Exercise details:
From the material below, list every line containing "Retire".

────────

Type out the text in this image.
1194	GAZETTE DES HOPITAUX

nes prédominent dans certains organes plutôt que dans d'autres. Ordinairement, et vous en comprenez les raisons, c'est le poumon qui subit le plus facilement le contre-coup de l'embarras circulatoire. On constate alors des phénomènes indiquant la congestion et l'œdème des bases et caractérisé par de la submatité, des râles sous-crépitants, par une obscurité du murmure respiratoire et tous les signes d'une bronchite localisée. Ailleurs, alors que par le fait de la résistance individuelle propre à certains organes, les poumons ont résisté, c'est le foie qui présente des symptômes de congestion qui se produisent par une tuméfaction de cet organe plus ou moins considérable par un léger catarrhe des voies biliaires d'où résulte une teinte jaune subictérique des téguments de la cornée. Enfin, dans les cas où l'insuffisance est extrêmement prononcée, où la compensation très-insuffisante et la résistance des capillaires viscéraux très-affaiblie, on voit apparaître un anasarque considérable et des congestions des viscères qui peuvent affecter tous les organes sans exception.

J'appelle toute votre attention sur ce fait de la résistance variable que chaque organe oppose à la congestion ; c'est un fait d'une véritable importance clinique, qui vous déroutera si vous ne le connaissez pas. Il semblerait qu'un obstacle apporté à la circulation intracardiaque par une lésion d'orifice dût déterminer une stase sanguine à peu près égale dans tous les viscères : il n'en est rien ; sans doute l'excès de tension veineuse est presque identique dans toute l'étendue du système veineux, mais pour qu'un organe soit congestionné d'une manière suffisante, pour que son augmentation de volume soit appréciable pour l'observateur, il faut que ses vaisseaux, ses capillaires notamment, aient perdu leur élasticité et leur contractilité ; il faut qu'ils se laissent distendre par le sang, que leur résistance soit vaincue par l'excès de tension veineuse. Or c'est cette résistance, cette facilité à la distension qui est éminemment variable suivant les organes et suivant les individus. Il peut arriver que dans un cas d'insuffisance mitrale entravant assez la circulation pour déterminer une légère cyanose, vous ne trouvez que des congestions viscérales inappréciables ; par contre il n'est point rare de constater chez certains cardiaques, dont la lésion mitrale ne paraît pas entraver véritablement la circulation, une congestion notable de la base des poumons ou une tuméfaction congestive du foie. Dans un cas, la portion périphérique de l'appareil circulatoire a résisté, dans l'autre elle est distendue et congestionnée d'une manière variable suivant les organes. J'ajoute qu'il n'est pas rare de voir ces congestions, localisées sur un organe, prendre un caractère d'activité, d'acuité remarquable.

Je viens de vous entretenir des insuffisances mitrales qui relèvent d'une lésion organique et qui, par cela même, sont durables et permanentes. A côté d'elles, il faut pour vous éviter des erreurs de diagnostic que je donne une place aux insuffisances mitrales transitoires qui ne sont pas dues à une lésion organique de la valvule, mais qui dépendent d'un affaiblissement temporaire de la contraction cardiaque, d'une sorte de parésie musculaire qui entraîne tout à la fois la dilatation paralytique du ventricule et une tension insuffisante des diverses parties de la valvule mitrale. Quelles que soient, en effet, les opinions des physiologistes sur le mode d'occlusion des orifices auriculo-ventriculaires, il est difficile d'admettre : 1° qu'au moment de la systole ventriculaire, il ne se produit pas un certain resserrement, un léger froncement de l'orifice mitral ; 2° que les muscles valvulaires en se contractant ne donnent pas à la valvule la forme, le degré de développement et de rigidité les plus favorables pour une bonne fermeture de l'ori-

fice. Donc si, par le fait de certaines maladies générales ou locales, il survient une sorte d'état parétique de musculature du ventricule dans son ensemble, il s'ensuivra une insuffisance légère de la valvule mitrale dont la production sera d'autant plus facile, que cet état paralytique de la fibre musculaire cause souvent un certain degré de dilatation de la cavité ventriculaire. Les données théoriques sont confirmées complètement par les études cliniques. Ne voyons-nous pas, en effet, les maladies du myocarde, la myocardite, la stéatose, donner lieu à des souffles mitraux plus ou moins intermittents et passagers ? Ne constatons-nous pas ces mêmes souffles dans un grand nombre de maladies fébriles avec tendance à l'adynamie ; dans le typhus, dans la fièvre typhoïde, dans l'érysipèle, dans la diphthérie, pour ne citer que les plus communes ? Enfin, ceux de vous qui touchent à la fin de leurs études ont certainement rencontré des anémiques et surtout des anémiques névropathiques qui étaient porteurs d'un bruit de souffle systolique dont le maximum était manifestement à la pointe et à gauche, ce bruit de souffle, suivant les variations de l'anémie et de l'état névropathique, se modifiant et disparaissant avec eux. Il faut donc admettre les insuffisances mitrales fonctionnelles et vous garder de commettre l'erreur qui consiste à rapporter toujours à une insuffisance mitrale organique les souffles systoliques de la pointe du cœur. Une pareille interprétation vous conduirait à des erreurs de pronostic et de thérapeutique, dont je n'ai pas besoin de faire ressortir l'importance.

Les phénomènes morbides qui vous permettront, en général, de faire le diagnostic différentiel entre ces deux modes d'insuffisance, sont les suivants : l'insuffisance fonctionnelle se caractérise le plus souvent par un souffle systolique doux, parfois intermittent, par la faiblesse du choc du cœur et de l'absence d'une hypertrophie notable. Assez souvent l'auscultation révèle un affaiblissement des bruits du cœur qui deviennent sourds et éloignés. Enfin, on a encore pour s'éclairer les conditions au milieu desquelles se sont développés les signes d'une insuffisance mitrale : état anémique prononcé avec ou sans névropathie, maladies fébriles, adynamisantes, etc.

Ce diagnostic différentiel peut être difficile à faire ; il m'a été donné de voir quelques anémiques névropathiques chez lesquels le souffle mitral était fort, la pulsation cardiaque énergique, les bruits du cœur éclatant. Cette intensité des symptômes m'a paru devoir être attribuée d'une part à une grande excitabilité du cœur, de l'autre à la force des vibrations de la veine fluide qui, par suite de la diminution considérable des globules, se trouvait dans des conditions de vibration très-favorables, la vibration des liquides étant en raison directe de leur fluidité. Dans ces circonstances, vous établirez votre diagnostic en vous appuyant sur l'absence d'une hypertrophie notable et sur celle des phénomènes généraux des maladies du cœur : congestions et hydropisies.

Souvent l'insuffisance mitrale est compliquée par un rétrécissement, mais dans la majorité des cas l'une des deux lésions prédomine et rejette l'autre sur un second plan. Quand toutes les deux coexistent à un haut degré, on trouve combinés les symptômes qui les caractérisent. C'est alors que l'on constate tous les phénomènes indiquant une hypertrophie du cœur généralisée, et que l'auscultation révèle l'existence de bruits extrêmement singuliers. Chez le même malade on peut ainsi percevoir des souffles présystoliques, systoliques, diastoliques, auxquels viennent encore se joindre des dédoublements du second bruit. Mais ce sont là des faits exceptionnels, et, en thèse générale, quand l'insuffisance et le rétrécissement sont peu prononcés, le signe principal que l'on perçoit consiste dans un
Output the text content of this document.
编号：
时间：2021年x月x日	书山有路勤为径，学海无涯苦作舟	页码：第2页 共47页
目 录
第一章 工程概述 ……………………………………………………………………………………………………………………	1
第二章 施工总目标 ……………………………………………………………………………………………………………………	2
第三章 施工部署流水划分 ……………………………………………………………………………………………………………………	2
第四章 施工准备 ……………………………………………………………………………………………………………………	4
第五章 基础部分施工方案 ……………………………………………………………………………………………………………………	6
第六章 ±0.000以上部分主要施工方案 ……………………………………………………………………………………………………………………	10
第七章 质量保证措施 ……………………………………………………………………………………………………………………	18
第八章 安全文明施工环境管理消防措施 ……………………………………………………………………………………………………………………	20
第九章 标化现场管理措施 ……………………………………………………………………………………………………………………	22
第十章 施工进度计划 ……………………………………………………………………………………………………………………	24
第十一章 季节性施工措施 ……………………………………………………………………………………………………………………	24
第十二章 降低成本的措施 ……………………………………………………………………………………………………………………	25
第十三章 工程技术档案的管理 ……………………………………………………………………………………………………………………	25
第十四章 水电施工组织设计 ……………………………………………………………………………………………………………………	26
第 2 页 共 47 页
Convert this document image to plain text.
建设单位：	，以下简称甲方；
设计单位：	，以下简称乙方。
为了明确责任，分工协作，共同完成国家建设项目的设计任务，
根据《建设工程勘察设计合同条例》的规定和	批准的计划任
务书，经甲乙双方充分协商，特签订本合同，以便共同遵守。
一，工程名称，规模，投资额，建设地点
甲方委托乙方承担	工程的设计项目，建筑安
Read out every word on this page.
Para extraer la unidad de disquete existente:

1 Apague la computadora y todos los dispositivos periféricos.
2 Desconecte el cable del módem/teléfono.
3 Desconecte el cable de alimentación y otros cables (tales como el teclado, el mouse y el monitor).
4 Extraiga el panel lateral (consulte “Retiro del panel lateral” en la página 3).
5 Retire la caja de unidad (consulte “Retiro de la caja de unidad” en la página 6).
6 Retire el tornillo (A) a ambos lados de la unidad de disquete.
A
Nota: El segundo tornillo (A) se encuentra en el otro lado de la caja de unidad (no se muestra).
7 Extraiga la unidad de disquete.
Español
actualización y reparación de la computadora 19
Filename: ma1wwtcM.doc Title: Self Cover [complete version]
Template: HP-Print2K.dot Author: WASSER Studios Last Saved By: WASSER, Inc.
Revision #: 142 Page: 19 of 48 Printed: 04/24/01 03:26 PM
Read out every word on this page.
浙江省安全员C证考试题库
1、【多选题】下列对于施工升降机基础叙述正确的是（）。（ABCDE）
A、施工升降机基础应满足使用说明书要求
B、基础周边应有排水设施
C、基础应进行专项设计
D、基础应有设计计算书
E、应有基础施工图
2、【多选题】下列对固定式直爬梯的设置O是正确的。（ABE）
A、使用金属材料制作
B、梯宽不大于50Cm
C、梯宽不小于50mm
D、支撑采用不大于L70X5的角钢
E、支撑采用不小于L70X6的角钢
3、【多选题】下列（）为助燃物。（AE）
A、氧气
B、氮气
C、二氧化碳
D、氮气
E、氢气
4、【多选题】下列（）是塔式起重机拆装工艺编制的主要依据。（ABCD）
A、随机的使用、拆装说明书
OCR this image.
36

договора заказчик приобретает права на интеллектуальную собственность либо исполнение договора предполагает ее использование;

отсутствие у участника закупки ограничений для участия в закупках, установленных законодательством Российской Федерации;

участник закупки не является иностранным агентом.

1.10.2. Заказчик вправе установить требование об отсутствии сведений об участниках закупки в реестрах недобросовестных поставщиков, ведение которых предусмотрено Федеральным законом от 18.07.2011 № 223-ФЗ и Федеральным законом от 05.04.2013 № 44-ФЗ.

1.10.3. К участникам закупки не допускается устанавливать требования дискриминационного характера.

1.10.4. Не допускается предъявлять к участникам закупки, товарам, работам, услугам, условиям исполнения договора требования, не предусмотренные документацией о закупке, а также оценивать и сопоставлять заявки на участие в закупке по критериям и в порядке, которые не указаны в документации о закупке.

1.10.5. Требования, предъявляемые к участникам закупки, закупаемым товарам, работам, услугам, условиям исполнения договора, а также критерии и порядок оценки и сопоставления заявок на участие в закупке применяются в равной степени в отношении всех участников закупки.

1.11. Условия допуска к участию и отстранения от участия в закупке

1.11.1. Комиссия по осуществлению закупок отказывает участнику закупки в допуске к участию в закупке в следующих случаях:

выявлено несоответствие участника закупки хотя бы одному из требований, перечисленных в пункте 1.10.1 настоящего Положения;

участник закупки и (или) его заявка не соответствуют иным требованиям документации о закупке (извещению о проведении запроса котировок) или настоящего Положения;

────────

Finished answer:
5 Retire la caja de unidad (consulte “Retiro de la caja de unidad” en la página 6).
6 Retire el tornillo (A) a ambos lados de la unidad de disquete.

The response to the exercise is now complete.